* [Directions] Produce the listing below again, exactly as shown.

##### Data for processing

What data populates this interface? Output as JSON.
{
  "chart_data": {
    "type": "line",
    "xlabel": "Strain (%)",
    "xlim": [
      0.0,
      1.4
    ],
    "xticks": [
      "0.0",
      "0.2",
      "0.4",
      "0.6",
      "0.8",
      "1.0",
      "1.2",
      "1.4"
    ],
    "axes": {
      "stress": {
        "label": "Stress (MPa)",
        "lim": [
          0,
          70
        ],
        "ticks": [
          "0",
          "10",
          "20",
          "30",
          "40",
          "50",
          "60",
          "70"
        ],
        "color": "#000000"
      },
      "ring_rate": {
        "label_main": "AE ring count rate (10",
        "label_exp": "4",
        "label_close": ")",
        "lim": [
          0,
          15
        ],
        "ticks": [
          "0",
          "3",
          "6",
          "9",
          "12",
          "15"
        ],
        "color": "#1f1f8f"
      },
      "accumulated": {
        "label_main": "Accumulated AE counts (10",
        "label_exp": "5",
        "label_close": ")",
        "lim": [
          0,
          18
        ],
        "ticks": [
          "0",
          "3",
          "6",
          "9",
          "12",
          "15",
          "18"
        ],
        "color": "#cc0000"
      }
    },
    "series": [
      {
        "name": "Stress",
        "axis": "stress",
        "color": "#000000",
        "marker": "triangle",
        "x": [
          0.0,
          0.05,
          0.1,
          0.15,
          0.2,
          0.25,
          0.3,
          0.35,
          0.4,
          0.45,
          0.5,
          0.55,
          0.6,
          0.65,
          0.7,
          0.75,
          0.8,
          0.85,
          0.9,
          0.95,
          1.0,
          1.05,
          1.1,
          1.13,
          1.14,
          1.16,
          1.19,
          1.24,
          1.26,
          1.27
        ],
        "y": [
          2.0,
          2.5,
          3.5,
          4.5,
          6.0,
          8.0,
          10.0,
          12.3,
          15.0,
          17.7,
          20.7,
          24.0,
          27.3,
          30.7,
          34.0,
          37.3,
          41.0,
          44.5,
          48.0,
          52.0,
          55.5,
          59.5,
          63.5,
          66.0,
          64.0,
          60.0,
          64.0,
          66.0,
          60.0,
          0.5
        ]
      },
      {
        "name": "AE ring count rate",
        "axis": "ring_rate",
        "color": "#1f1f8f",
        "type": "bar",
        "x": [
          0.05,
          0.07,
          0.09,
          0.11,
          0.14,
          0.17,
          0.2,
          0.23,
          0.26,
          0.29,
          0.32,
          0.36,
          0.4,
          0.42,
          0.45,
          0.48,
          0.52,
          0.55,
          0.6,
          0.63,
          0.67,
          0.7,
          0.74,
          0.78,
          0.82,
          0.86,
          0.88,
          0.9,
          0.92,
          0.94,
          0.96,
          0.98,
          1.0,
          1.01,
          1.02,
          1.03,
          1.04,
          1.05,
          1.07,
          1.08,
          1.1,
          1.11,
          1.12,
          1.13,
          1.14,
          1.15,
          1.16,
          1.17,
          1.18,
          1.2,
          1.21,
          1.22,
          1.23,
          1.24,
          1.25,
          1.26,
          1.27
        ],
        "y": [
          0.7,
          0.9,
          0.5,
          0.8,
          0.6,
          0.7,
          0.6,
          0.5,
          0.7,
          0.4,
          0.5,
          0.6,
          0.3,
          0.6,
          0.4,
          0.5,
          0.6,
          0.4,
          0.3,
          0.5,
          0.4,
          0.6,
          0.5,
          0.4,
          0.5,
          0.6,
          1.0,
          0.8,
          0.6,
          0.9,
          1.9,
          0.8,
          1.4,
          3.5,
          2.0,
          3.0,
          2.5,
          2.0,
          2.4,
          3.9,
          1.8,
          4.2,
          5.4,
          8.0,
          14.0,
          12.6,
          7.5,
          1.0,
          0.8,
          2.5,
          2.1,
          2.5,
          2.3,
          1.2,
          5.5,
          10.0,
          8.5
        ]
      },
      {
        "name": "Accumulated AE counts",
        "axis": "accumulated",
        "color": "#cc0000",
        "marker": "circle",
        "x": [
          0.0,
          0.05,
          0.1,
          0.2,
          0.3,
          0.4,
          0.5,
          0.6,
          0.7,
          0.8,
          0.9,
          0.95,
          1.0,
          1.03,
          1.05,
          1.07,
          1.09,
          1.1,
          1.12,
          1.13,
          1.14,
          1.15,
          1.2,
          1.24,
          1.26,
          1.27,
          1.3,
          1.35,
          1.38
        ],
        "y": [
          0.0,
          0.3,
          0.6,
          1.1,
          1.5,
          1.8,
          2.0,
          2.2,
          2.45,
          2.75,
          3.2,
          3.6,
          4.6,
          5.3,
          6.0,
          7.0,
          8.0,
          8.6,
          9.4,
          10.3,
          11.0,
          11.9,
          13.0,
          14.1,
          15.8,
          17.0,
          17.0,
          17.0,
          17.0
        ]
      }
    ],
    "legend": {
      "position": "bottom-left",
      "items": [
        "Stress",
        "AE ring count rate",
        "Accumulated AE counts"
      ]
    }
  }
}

##########

* [Answer]
What data populates this interface? Output as JSON.
{
  "chart_data": {
    "type": "line",
    "xlabel": "Strain (%)",
    "xlim": [
      0.0,
      1.4
    ],
    "xticks": [
      "0.0",
      "0.2",
      "0.4",
      "0.6",
      "0.8",
      "1.0",
      "1.2",
      "1.4"
    ],
    "axes": {
      "stress": {
        "label": "Stress (MPa)",
        "lim": [
          0,
          70
        ],
        "ticks": [
          "0",
          "10",
          "20",
          "30",
          "40",
          "50",
          "60",
          "70"
        ],
        "color": "#000000"
      },
      "ring_rate": {
        "label_main": "AE ring count rate (10",
        "label_exp": "4",
        "label_close": ")",
        "lim": [
          0,
          15
        ],
        "ticks": [
          "0",
          "3",
          "6",
          "9",
          "12",
          "15"
        ],
        "color": "#1f1f8f"
      },
      "accumulated": {
        "label_main": "Accumulated AE counts (10",
        "label_exp": "5",
        "label_close": ")",
        "lim": [
          0,
          18
        ],
        "ticks": [
          "0",
          "3",
          "6",
          "9",
          "12",
          "15",
          "18"
        ],
        "color": "#cc0000"
      }
    },
    "series": [
      {
        "name": "Stress",
        "axis": "stress",
        "color": "#000000",
        "marker": "triangle",
        "x": [
          0.0,
          0.05,
          0.1,
          0.15,
          0.2,
          0.25,
          0.3,
          0.35,
          0.4,
          0.45,
          0.5,
          0.55,
          0.6,
          0.65,
          0.7,
          0.75,
          0.8,
          0.85,
          0.9,
          0.95,
          1.0,
          1.05,
          1.1,
          1.13,
          1.14,
          1.16,
          1.19,
          1.24,
          1.26,
          1.27
        ],
        "y": [
          2.0,
          2.5,
          3.5,
          4.5,
          6.0,
          8.0,
          10.0,
          12.3,
          15.0,
          17.7,
          20.7,
          24.0,
          27.3,
          30.7,
          34.0,
          37.3,
          41.0,
          44.5,
          48.0,
          52.0,
          55.5,
          59.5,
          63.5,
          66.0,
          64.0,
          60.0,
          64.0,
          66.0,
          60.0,
          0.5
        ]
      },
      {
        "name": "AE ring count rate",
        "axis": "ring_rate",
        "color": "#1f1f8f",
        "type": "bar",
        "x": [
          0.05,
          0.07,
          0.09,
          0.11,
          0.14,
          0.17,
          0.2,
          0.23,
          0.26,
          0.29,
          0.32,
          0.36,
          0.4,
          0.42,
          0.45,
          0.48,
          0.52,
          0.55,
          0.6,
          0.63,
          0.67,
          0.7,
          0.74,
          0.78,
          0.82,
          0.86,
          0.88,
          0.9,
          0.92,
          0.94,
          0.96,
          0.98,
          1.0,
          1.01,
          1.02,
          1.03,
          1.04,
          1.05,
          1.07,
          1.08,
          1.1,
          1.11,
          1.12,
          1.13,
          1.14,
          1.15,
          1.16,
          1.17,
          1.18,
          1.2,
          1.21,
          1.22,
          1.23,
          1.24,
          1.25,
          1.26,
          1.27
        ],
        "y": [
          0.7,
          0.9,
          0.5,
          0.8,
          0.6,
          0.7,
          0.6,
          0.5,
          0.7,
          0.4,
          0.5,
          0.6,
          0.3,
          0.6,
          0.4,
          0.5,
          0.6,
          0.4,
          0.3,
          0.5,
          0.4,
          0.6,
          0.5,
          0.4,
          0.5,
          0.6,
          1.0,
          0.8,
          0.6,
          0.9,
          1.9,
          0.8,
          1.4,
          3.5,
          2.0,
          3.0,
          2.5,
          2.0,
          2.4,
          3.9,
          1.8,
          4.2,
          5.4,
          8.0,
          14.0,
          12.6,
          7.5,
          1.0,
          0.8,
          2.5,
          2.1,
          2.5,
          2.3,
          1.2,
          5.5,
          10.0,
          8.5
        ]
      },
      {
        "name": "Accumulated AE counts",
        "axis": "accumulated",
        "color": "#cc0000",
        "marker": "circle",
        "x": [
          0.0,
          0.05,
          0.1,
          0.2,
          0.3,
          0.4,
          0.5,
          0.6,
          0.7,
          0.8,
          0.9,
          0.95,
          1.0,
          1.03,
          1.05,
          1.07,
          1.09,
          1.1,
          1.12,
          1.13,
          1.14,
          1.15,
          1.2,
          1.24,
          1.26,
          1.27,
          1.3,
          1.35,
          1.38
        ],
        "y": [
          0.0,
          0.3,
          0.6,
          1.1,
          1.5,
          1.8,
          2.0,
          2.2,
          2.45,
          2.75,
          3.2,
          3.6,
          4.6,
          5.3,
          6.0,
          7.0,
          8.0,
          8.6,
          9.4,
          10.3,
          11.0,
          11.9,
          13.0,
          14.1,
          15.8,
          17.0,
          17.0,
          17.0,
          17.0
        ]
      }
    ],
    "legend": {
      "position": "bottom-left",
      "items": [
        "Stress",
        "AE ring count rate",
        "Accumulated AE counts"
      ]
    }
  }
}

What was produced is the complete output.